> Work required: Repeat everything in the material exactly.

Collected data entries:
________

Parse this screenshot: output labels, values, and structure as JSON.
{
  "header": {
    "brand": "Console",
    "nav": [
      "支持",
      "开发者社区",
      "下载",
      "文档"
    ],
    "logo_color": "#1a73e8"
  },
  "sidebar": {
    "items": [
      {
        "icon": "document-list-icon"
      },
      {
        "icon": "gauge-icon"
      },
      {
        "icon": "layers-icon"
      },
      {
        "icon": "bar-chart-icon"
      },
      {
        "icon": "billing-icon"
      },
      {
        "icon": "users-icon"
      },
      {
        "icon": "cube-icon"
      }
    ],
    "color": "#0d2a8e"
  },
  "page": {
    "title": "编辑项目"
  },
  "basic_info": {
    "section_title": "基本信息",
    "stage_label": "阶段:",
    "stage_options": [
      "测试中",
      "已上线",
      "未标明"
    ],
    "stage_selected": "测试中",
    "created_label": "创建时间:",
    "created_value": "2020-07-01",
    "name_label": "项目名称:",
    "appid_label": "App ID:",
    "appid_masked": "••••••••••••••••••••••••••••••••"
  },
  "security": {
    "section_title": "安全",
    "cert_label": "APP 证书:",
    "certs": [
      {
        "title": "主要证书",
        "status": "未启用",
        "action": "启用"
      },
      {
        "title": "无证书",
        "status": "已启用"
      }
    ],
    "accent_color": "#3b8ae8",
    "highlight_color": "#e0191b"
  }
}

________

> Task output:
Parse this screenshot: output labels, values, and structure as JSON.
{
  "header": {
    "brand": "Console",
    "nav": [
      "支持",
      "开发者社区",
      "下载",
      "文档"
    ],
    "logo_color": "#1a73e8"
  },
  "sidebar": {
    "items": [
      {
        "icon": "document-list-icon"
      },
      {
        "icon": "gauge-icon"
      },
      {
        "icon": "layers-icon"
      },
      {
        "icon": "bar-chart-icon"
      },
      {
        "icon": "billing-icon"
      },
      {
        "icon": "users-icon"
      },
      {
        "icon": "cube-icon"
      }
    ],
    "color": "#0d2a8e"
  },
  "page": {
    "title": "编辑项目"
  },
  "basic_info": {
    "section_title": "基本信息",
    "stage_label": "阶段:",
    "stage_options": [
      "测试中",
      "已上线",
      "未标明"
    ],
    "stage_selected": "测试中",
    "created_label": "创建时间:",
    "created_value": "2020-07-01",
    "name_label": "项目名称:",
    "appid_label": "App ID:",
    "appid_masked": "••••••••••••••••••••••••••••••••"
  },
  "security": {
    "section_title": "安全",
    "cert_label": "APP 证书:",
    "certs": [
      {
        "title": "主要证书",
        "status": "未启用",
        "action": "启用"
      },
      {
        "title": "无证书",
        "status": "已启用"
      }
    ],
    "accent_color": "#3b8ae8",
    "highlight_color": "#e0191b"
  }
}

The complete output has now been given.